Dataset excerpt:
— Start —

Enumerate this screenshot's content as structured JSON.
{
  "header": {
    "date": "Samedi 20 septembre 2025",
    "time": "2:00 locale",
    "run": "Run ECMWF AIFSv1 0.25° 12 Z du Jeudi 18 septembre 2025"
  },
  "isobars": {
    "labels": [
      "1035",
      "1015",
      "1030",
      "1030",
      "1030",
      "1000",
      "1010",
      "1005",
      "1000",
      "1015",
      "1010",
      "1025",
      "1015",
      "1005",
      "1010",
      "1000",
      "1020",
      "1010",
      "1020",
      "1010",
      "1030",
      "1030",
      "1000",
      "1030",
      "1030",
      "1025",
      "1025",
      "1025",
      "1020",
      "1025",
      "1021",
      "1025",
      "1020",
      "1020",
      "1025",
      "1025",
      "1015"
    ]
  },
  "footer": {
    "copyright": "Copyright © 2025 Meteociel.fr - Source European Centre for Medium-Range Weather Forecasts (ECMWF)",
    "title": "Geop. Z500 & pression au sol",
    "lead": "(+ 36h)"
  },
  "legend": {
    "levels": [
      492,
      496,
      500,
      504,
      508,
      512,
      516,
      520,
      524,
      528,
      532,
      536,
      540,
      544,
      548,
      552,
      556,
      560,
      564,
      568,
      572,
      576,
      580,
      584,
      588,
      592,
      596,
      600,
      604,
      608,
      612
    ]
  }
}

— End —

**WHAT IS REQUIRED**
Extract the complete data, matching each line exactly.

**TASK OUTPUT**
Enumerate this screenshot's content as structured JSON.
{
  "header": {
    "date": "Samedi 20 septembre 2025",
    "time": "2:00 locale",
    "run": "Run ECMWF AIFSv1 0.25° 12 Z du Jeudi 18 septembre 2025"
  },
  "isobars": {
    "labels": [
      "1035",
      "1015",
      "1030",
      "1030",
      "1030",
      "1000",
      "1010",
      "1005",
      "1000",
      "1015",
      "1010",
      "1025",
      "1015",
      "1005",
      "1010",
      "1000",
      "1020",
      "1010",
      "1020",
      "1010",
      "1030",
      "1030",
      "1000",
      "1030",
      "1030",
      "1025",
      "1025",
      "1025",
      "1020",
      "1025",
      "1021",
      "1025",
      "1020",
      "1020",
      "1025",
      "1025",
      "1015"
    ]
  },
  "footer": {
    "copyright": "Copyright © 2025 Meteociel.fr - Source European Centre for Medium-Range Weather Forecasts (ECMWF)",
    "title": "Geop. Z500 & pression au sol",
    "lead": "(+ 36h)"
  },
  "legend": {
    "levels": [
      492,
      496,
      500,
      504,
      508,
      512,
      516,
      520,
      524,
      528,
      532,
      536,
      540,
      544,
      548,
      552,
      556,
      560,
      564,
      568,
      572,
      576,
      580,
      584,
      588,
      592,
      596,
      600,
      604,
      608,
      612
    ]
  }
}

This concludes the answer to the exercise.